*** Information provided ***

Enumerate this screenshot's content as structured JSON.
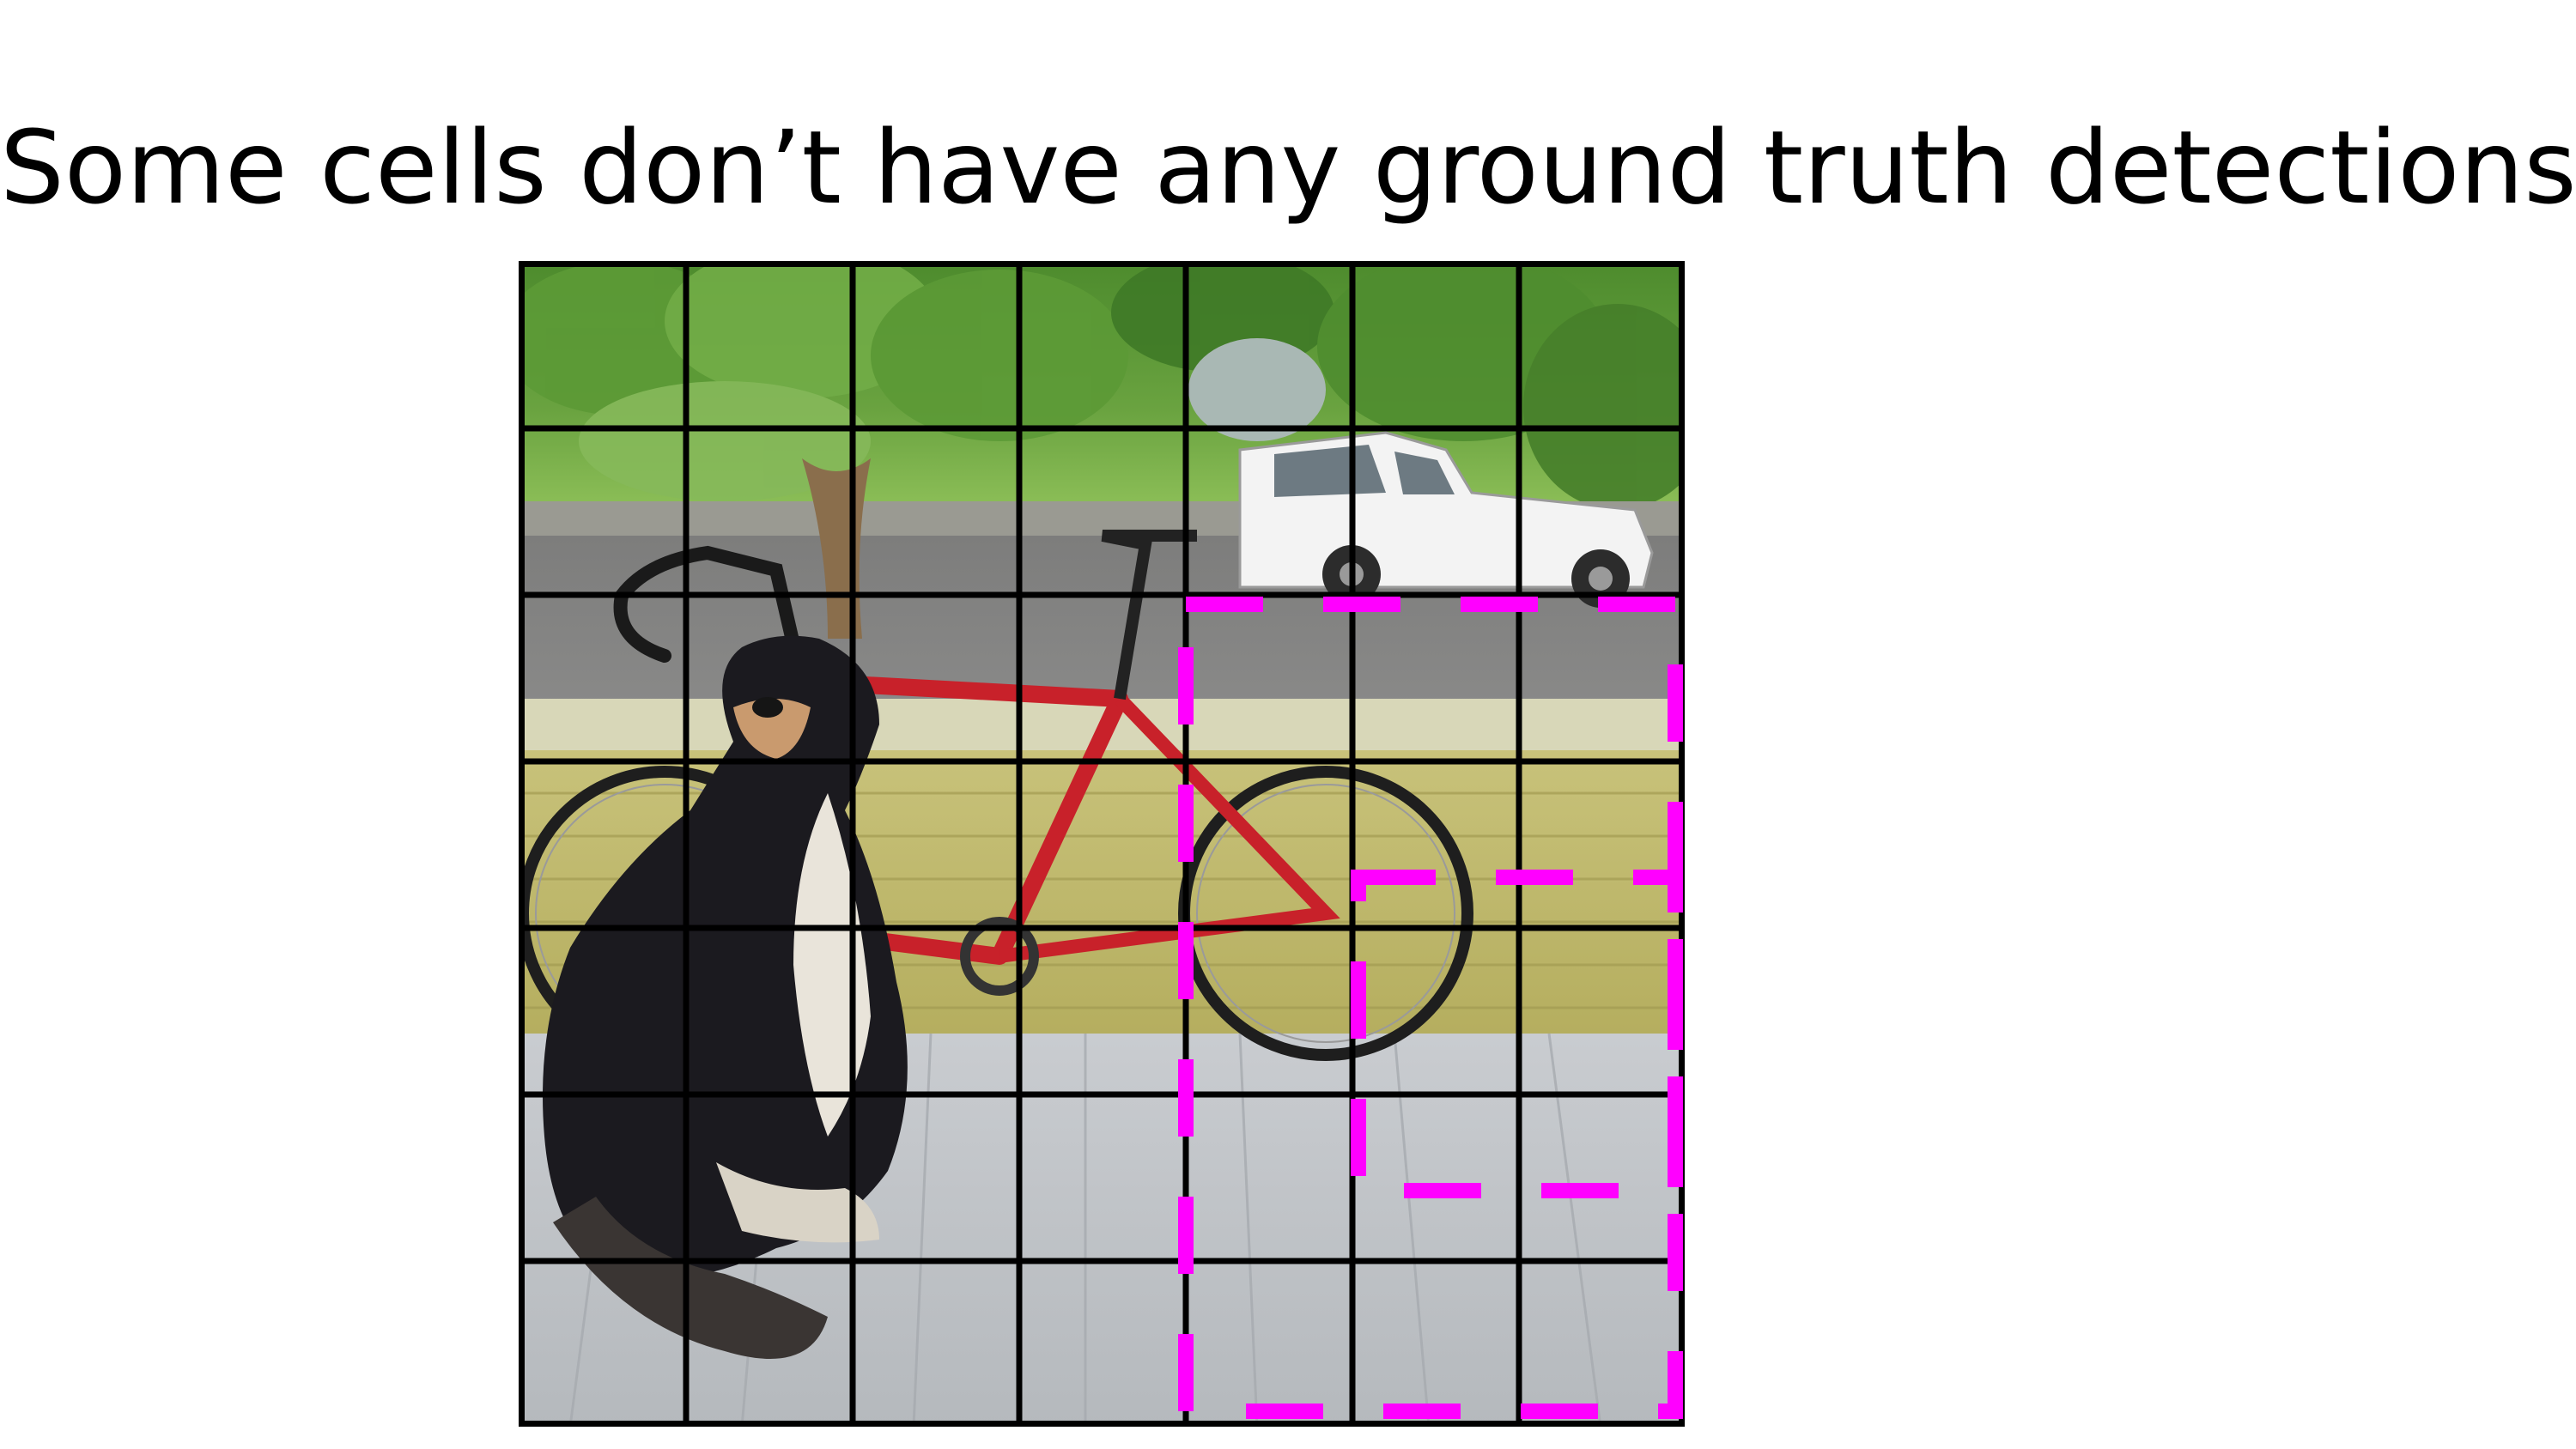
{
  "slide": {
    "title": "Some cells don’t have any ground truth detections!"
  },
  "figure": {
    "scene": "photo-dog-bicycle-car",
    "grid": {
      "rows": 7,
      "cols": 7,
      "line_color": "#000000"
    },
    "highlight_boxes": [
      {
        "name": "large-dashed-box",
        "color": "#ff00ff",
        "cells": {
          "col_start": 4,
          "col_end": 7,
          "row_start": 2,
          "row_end": 7
        }
      },
      {
        "name": "small-dashed-box",
        "color": "#ff00ff",
        "cells": {
          "col_start": 5,
          "col_end": 7,
          "row_start": 3.7,
          "row_end": 5.5
        }
      }
    ]
  },
  "colors": {
    "background": "#ffffff",
    "text": "#000000",
    "highlight": "#ff00ff",
    "grid": "#000000"
  }
}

*** End of Information provided ***

* [Problem to work on]: In your copy, the listing above should appear word for word, with no images.

* [Answer space]:
Enumerate this screenshot's content as structured JSON.
{
  "slide": {
    "title": "Some cells don’t have any ground truth detections!"
  },
  "figure": {
    "scene": "photo-dog-bicycle-car",
    "grid": {
      "rows": 7,
      "cols": 7,
      "line_color": "#000000"
    },
    "highlight_boxes": [
      {
        "name": "large-dashed-box",
        "color": "#ff00ff",
        "cells": {
          "col_start": 4,
          "col_end": 7,
          "row_start": 2,
          "row_end": 7
        }
      },
      {
        "name": "small-dashed-box",
        "color": "#ff00ff",
        "cells": {
          "col_start": 5,
          "col_end": 7,
          "row_start": 3.7,
          "row_end": 5.5
        }
      }
    ]
  },
  "colors": {
    "background": "#ffffff",
    "text": "#000000",
    "highlight": "#ff00ff",
    "grid": "#000000"
  }
}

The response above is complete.